> _EXTRACTED RECORDS_
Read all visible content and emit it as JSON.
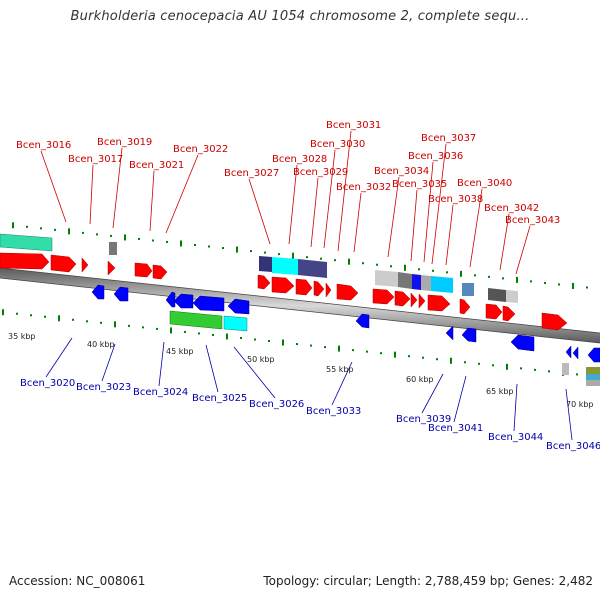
{
  "title": "Burkholderia cenocepacia AU 1054 chromosome 2, complete sequ...",
  "footer": {
    "accession": "Accession: NC_008061",
    "summary": "Topology: circular; Length: 2,788,459 bp; Genes: 2,482"
  },
  "colors": {
    "forward_gene": "#ff0000",
    "reverse_gene": "#0000ff",
    "forward_label": "#cc0000",
    "reverse_label": "#0000aa",
    "backbone": "#808080",
    "tick_green": "#008000"
  },
  "forward_labels": [
    "Bcen_3016",
    "Bcen_3017",
    "Bcen_3019",
    "Bcen_3021",
    "Bcen_3022",
    "Bcen_3027",
    "Bcen_3028",
    "Bcen_3029",
    "Bcen_3030",
    "Bcen_3031",
    "Bcen_3032",
    "Bcen_3034",
    "Bcen_3035",
    "Bcen_3036",
    "Bcen_3037",
    "Bcen_3038",
    "Bcen_3040",
    "Bcen_3042",
    "Bcen_3043"
  ],
  "reverse_labels": [
    "Bcen_3020",
    "Bcen_3023",
    "Bcen_3024",
    "Bcen_3025",
    "Bcen_3026",
    "Bcen_3033",
    "Bcen_3039",
    "Bcen_3041",
    "Bcen_3044",
    "Bcen_3046"
  ],
  "kbp_ticks": [
    "35 kbp",
    "40 kbp",
    "45 kbp",
    "50 kbp",
    "55 kbp",
    "60 kbp",
    "65 kbp",
    "70 kbp"
  ]
}
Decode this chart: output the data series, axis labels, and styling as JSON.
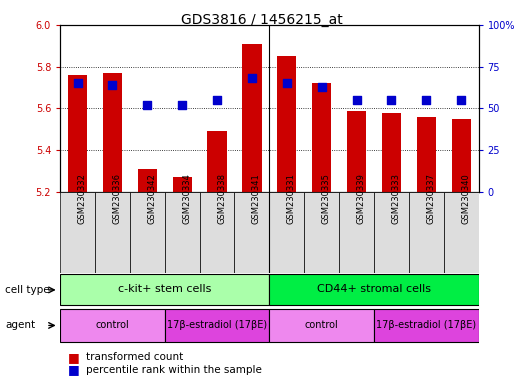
{
  "title": "GDS3816 / 1456215_at",
  "samples": [
    "GSM230332",
    "GSM230336",
    "GSM230342",
    "GSM230334",
    "GSM230338",
    "GSM230341",
    "GSM230331",
    "GSM230335",
    "GSM230339",
    "GSM230333",
    "GSM230337",
    "GSM230340"
  ],
  "transformed_count": [
    5.76,
    5.77,
    5.31,
    5.27,
    5.49,
    5.91,
    5.85,
    5.72,
    5.59,
    5.58,
    5.56,
    5.55
  ],
  "percentile_rank": [
    65,
    64,
    52,
    52,
    55,
    68,
    65,
    63,
    55,
    55,
    55,
    55
  ],
  "ymin": 5.2,
  "ymax": 6.0,
  "y_ticks_left": [
    5.2,
    5.4,
    5.6,
    5.8,
    6.0
  ],
  "y_ticks_right": [
    0,
    25,
    50,
    75,
    100
  ],
  "cell_type_groups": [
    {
      "label": "c-kit+ stem cells",
      "start": 0,
      "end": 5,
      "color": "#aaffaa"
    },
    {
      "label": "CD44+ stromal cells",
      "start": 6,
      "end": 11,
      "color": "#00ee44"
    }
  ],
  "agent_groups": [
    {
      "label": "control",
      "start": 0,
      "end": 2,
      "color": "#ee88ee"
    },
    {
      "label": "17β-estradiol (17βE)",
      "start": 3,
      "end": 5,
      "color": "#dd44dd"
    },
    {
      "label": "control",
      "start": 6,
      "end": 8,
      "color": "#ee88ee"
    },
    {
      "label": "17β-estradiol (17βE)",
      "start": 9,
      "end": 11,
      "color": "#dd44dd"
    }
  ],
  "bar_color": "#cc0000",
  "dot_color": "#0000cc",
  "bar_width": 0.55,
  "dot_size": 30,
  "background_color": "#ffffff",
  "label_color_left": "#cc0000",
  "label_color_right": "#0000cc",
  "tick_label_bg": "#dddddd",
  "sep_color": "#888888"
}
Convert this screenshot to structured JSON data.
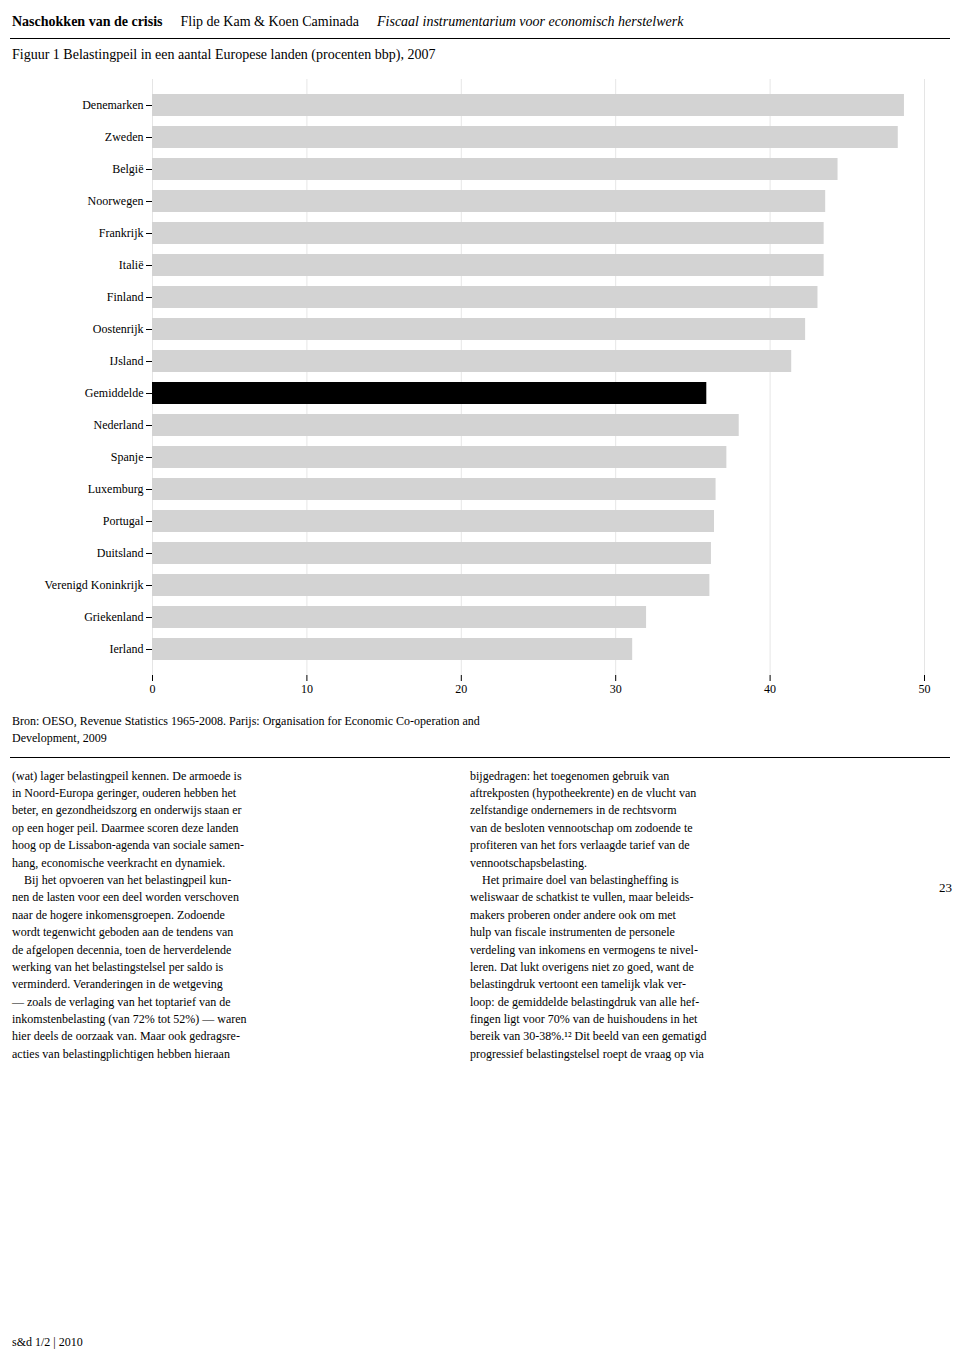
{
  "chart_data": {
    "type": "bar",
    "orientation": "horizontal",
    "title": "Figuur 1  Belastingpeil in een aantal Europese landen (procenten bbp), 2007",
    "categories": [
      "Denemarken",
      "Zweden",
      "België",
      "Noorwegen",
      "Frankrijk",
      "Italië",
      "Finland",
      "Oostenrijk",
      "IJsland",
      "Gemiddelde",
      "Nederland",
      "Spanje",
      "Luxemburg",
      "Portugal",
      "Duitsland",
      "Verenigd Koninkrijk",
      "Griekenland",
      "Ierland"
    ],
    "values": [
      48.7,
      48.3,
      44.4,
      43.6,
      43.5,
      43.5,
      43.1,
      42.3,
      41.4,
      35.9,
      38.0,
      37.2,
      36.5,
      36.4,
      36.2,
      36.1,
      32.0,
      31.1
    ],
    "colors": [
      "#d3d3d3",
      "#d3d3d3",
      "#d3d3d3",
      "#d3d3d3",
      "#d3d3d3",
      "#d3d3d3",
      "#d3d3d3",
      "#d3d3d3",
      "#d3d3d3",
      "#000000",
      "#d3d3d3",
      "#d3d3d3",
      "#d3d3d3",
      "#d3d3d3",
      "#d3d3d3",
      "#d3d3d3",
      "#d3d3d3",
      "#d3d3d3"
    ],
    "xlim": [
      0,
      50
    ],
    "xticks": [
      0,
      10,
      20,
      30,
      40,
      50
    ],
    "grid": true,
    "annotations": [
      "Naschokken van de crisis",
      "Flip de Kam & Koen Caminada",
      "Fiscaal instrumentarium voor economisch herstelwerk",
      "Bron: OESO, Revenue Statistics 1965-2008. Parijs: Organisation for Economic Co-operation and",
      "Development, 2009",
      "(wat) lager belastingpeil kennen. De armoede is\nin Noord-Europa geringer, ouderen hebben het\nbeter, en gezondheidszorg en onderwijs staan er\nop een hoger peil. Daarmee scoren deze landen\nhoog op de Lissabon-agenda van sociale samen-\nhang, economische veerkracht en dynamiek.\n    Bij het opvoeren van het belastingpeil kun-\nnen de lasten voor een deel worden verschoven\nnaar de hogere inkomensgroepen. Zodoende\nwordt tegenwicht geboden aan de tendens van\nde afgelopen decennia, toen de herverdelende\nwerking van het belastingstelsel per saldo is\nverminderd. Veranderingen in de wetgeving\n— zoals de verlaging van het toptarief van de\ninkomstenbelasting (van 72% tot 52%) — waren\nhier deels de oorzaak van. Maar ook gedragsre-\nacties van belastingplichtigen hebben hieraan",
      "bijgedragen: het toegenomen gebruik van\naftrekposten (hypotheekrente) en de vlucht van\nzelfstandige ondernemers in de rechtsvorm\nvan de besloten vennootschap om zodoende te\nprofiteren van het fors verlaagde tarief van de\nvennootschapsbelasting.\n    Het primaire doel van belastingheffing is\nweliswaar de schatkist te vullen, maar beleids-\nmakers proberen onder andere ook om met\nhulp van fiscale instrumenten de personele\nverdeling van inkomens en vermogens te nivel-\nleren. Dat lukt overigens niet zo goed, want de\nbelastingdruk vertoont een tamelijk vlak ver-\nloop: de gemiddelde belastingdruk van alle hef-\nfingen ligt voor 70% van de huishoudens in het\nbereik van 30-38%.¹² Dit beeld van een gematigd\nprogressief belastingstelsel roept de vraag op via",
      "23",
      "s&d 1/2 | 2010"
    ]
  }
}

> _WHAT TO PRODUCE_
Everything in the listing is to be returned word for word, except the pictures.

> _THE ANSWER_
Read all visible content and emit it as JSON.
{
  "title": "Burkholderia cenocepacia AU 1054 chromosome 2, complete sequ...",
  "footer": {
    "accession": "Accession: NC_008061",
    "summary": "Topology: circular; Length: 2,788,459 bp; Genes: 2,482"
  },
  "colors": {
    "forward_gene": "#ff0000",
    "reverse_gene": "#0000ff",
    "forward_label": "#cc0000",
    "reverse_label": "#0000aa",
    "backbone": "#808080",
    "tick_green": "#008000"
  },
  "forward_labels": [
    "Bcen_3016",
    "Bcen_3017",
    "Bcen_3019",
    "Bcen_3021",
    "Bcen_3022",
    "Bcen_3027",
    "Bcen_3028",
    "Bcen_3029",
    "Bcen_3030",
    "Bcen_3031",
    "Bcen_3032",
    "Bcen_3034",
    "Bcen_3035",
    "Bcen_3036",
    "Bcen_3037",
    "Bcen_3038",
    "Bcen_3040",
    "Bcen_3042",
    "Bcen_3043"
  ],
  "reverse_labels": [
    "Bcen_3020",
    "Bcen_3023",
    "Bcen_3024",
    "Bcen_3025",
    "Bcen_3026",
    "Bcen_3033",
    "Bcen_3039",
    "Bcen_3041",
    "Bcen_3044",
    "Bcen_3046"
  ],
  "kbp_ticks": [
    "35 kbp",
    "40 kbp",
    "45 kbp",
    "50 kbp",
    "55 kbp",
    "60 kbp",
    "65 kbp",
    "70 kbp"
  ]
}
Decode this chart: output the data series, axis labels, and styling as JSON.
{
  "title": "GDS3816 / 1456215_at",
  "samples": [
    "GSM230332",
    "GSM230336",
    "GSM230342",
    "GSM230334",
    "GSM230338",
    "GSM230341",
    "GSM230331",
    "GSM230335",
    "GSM230339",
    "GSM230333",
    "GSM230337",
    "GSM230340"
  ],
  "transformed_count": [
    5.76,
    5.77,
    5.31,
    5.27,
    5.49,
    5.91,
    5.85,
    5.72,
    5.59,
    5.58,
    5.56,
    5.55
  ],
  "percentile_rank": [
    65,
    64,
    52,
    52,
    55,
    68,
    65,
    63,
    55,
    55,
    55,
    55
  ],
  "ymin": 5.2,
  "ymax": 6.0,
  "y_ticks_left": [
    5.2,
    5.4,
    5.6,
    5.8,
    6.0
  ],
  "y_ticks_right": [
    0,
    25,
    50,
    75,
    100
  ],
  "cell_type_groups": [
    {
      "label": "c-kit+ stem cells",
      "start": 0,
      "end": 5,
      "color": "#aaffaa"
    },
    {
      "label": "CD44+ stromal cells",
      "start": 6,
      "end": 11,
      "color": "#00ee44"
    }
  ],
  "agent_groups": [
    {
      "label": "control",
      "start": 0,
      "end": 2,
      "color": "#ee88ee"
    },
    {
      "label": "17β-estradiol (17βE)",
      "start": 3,
      "end": 5,
      "color": "#dd44dd"
    },
    {
      "label": "control",
      "start": 6,
      "end": 8,
      "color": "#ee88ee"
    },
    {
      "label": "17β-estradiol (17βE)",
      "start": 9,
      "end": 11,
      "color": "#dd44dd"
    }
  ],
  "bar_color": "#cc0000",
  "dot_color": "#0000cc",
  "bar_width": 0.55,
  "dot_size": 30,
  "background_color": "#ffffff",
  "label_color_left": "#cc0000",
  "label_color_right": "#0000cc",
  "tick_label_bg": "#dddddd",
  "sep_color": "#888888"
}
Convert this screenshot to structured JSON data.
{
  "chart_data": {
    "type": "bar",
    "orientation": "horizontal",
    "title": "Figuur 1  Belastingpeil in een aantal Europese landen (procenten bbp), 2007",
    "categories": [
      "Denemarken",
      "Zweden",
      "België",
      "Noorwegen",
      "Frankrijk",
      "Italië",
      "Finland",
      "Oostenrijk",
      "IJsland",
      "Gemiddelde",
      "Nederland",
      "Spanje",
      "Luxemburg",
      "Portugal",
      "Duitsland",
      "Verenigd Koninkrijk",
      "Griekenland",
      "Ierland"
    ],
    "values": [
      48.7,
      48.3,
      44.4,
      43.6,
      43.5,
      43.5,
      43.1,
      42.3,
      41.4,
      35.9,
      38.0,
      37.2,
      36.5,
      36.4,
      36.2,
      36.1,
      32.0,
      31.1
    ],
    "colors": [
      "#d3d3d3",
      "#d3d3d3",
      "#d3d3d3",
      "#d3d3d3",
      "#d3d3d3",
      "#d3d3d3",
      "#d3d3d3",
      "#d3d3d3",
      "#d3d3d3",
      "#000000",
      "#d3d3d3",
      "#d3d3d3",
      "#d3d3d3",
      "#d3d3d3",
      "#d3d3d3",
      "#d3d3d3",
      "#d3d3d3",
      "#d3d3d3"
    ],
    "xlim": [
      0,
      50
    ],
    "xticks": [
      0,
      10,
      20,
      30,
      40,
      50
    ],
    "grid": true,
    "annotations": [
      "Naschokken van de crisis",
      "Flip de Kam & Koen Caminada",
      "Fiscaal instrumentarium voor economisch herstelwerk",
      "Bron: OESO, Revenue Statistics 1965-2008. Parijs: Organisation for Economic Co-operation and",
      "Development, 2009",
      "(wat) lager belastingpeil kennen. De armoede is\nin Noord-Europa geringer, ouderen hebben het\nbeter, en gezondheidszorg en onderwijs staan er\nop een hoger peil. Daarmee scoren deze landen\nhoog op de Lissabon-agenda van sociale samen-\nhang, economische veerkracht en dynamiek.\n    Bij het opvoeren van het belastingpeil kun-\nnen de lasten voor een deel worden verschoven\nnaar de hogere inkomensgroepen. Zodoende\nwordt tegenwicht geboden aan de tendens van\nde afgelopen decennia, toen de herverdelende\nwerking van het belastingstelsel per saldo is\nverminderd. Veranderingen in de wetgeving\n— zoals de verlaging van het toptarief van de\ninkomstenbelasting (van 72% tot 52%) — waren\nhier deels de oorzaak van. Maar ook gedragsre-\nacties van belastingplichtigen hebben hieraan",
      "bijgedragen: het toegenomen gebruik van\naftrekposten (hypotheekrente) en de vlucht van\nzelfstandige ondernemers in de rechtsvorm\nvan de besloten vennootschap om zodoende te\nprofiteren van het fors verlaagde tarief van de\nvennootschapsbelasting.\n    Het primaire doel van belastingheffing is\nweliswaar de schatkist te vullen, maar beleids-\nmakers proberen onder andere ook om met\nhulp van fiscale instrumenten de personele\nverdeling van inkomens en vermogens te nivel-\nleren. Dat lukt overigens niet zo goed, want de\nbelastingdruk vertoont een tamelijk vlak ver-\nloop: de gemiddelde belastingdruk van alle hef-\nfingen ligt voor 70% van de huishoudens in het\nbereik van 30-38%.¹² Dit beeld van een gematigd\nprogressief belastingstelsel roept de vraag op via",
      "23",
      "s&d 1/2 | 2010"
    ]
  }
}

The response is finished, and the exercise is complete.